* Material supplied:
• • • •

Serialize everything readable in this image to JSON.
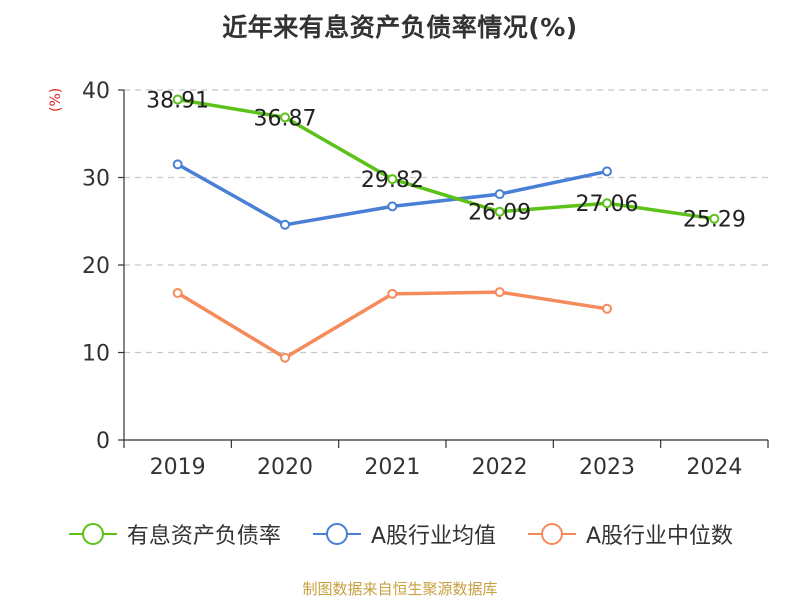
{
  "chart_data": {
    "type": "line",
    "title": "近年来有息资产负债率情况(%)",
    "ylabel": "(%)",
    "xlabel": "",
    "categories": [
      "2019",
      "2020",
      "2021",
      "2022",
      "2023",
      "2024"
    ],
    "ylim": [
      0,
      40
    ],
    "yticks": [
      0,
      10,
      20,
      30,
      40
    ],
    "grid": true,
    "legend_position": "bottom",
    "series": [
      {
        "name": "有息资产负债率",
        "color": "#5cc21a",
        "values": [
          38.91,
          36.87,
          29.82,
          26.09,
          27.06,
          25.29
        ],
        "labels": [
          "38.91",
          "36.87",
          "29.82",
          "26.09",
          "27.06",
          "25.29"
        ],
        "show_labels": true
      },
      {
        "name": "A股行业均值",
        "color": "#4a7fd6",
        "values": [
          31.5,
          24.6,
          26.7,
          28.1,
          30.7,
          null
        ],
        "show_labels": false
      },
      {
        "name": "A股行业中位数",
        "color": "#f58b5a",
        "values": [
          16.8,
          9.4,
          16.7,
          16.9,
          15.0,
          null
        ],
        "show_labels": false
      }
    ]
  },
  "source_note": "制图数据来自恒生聚源数据库"
}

• • • •

* What the task asks: Output the entries above exactly. Drop the pictures.

* Reply:
Serialize everything readable in this image to JSON.
{
  "chart_data": {
    "type": "line",
    "title": "近年来有息资产负债率情况(%)",
    "ylabel": "(%)",
    "xlabel": "",
    "categories": [
      "2019",
      "2020",
      "2021",
      "2022",
      "2023",
      "2024"
    ],
    "ylim": [
      0,
      40
    ],
    "yticks": [
      0,
      10,
      20,
      30,
      40
    ],
    "grid": true,
    "legend_position": "bottom",
    "series": [
      {
        "name": "有息资产负债率",
        "color": "#5cc21a",
        "values": [
          38.91,
          36.87,
          29.82,
          26.09,
          27.06,
          25.29
        ],
        "labels": [
          "38.91",
          "36.87",
          "29.82",
          "26.09",
          "27.06",
          "25.29"
        ],
        "show_labels": true
      },
      {
        "name": "A股行业均值",
        "color": "#4a7fd6",
        "values": [
          31.5,
          24.6,
          26.7,
          28.1,
          30.7,
          null
        ],
        "show_labels": false
      },
      {
        "name": "A股行业中位数",
        "color": "#f58b5a",
        "values": [
          16.8,
          9.4,
          16.7,
          16.9,
          15.0,
          null
        ],
        "show_labels": false
      }
    ]
  },
  "source_note": "制图数据来自恒生聚源数据库"
}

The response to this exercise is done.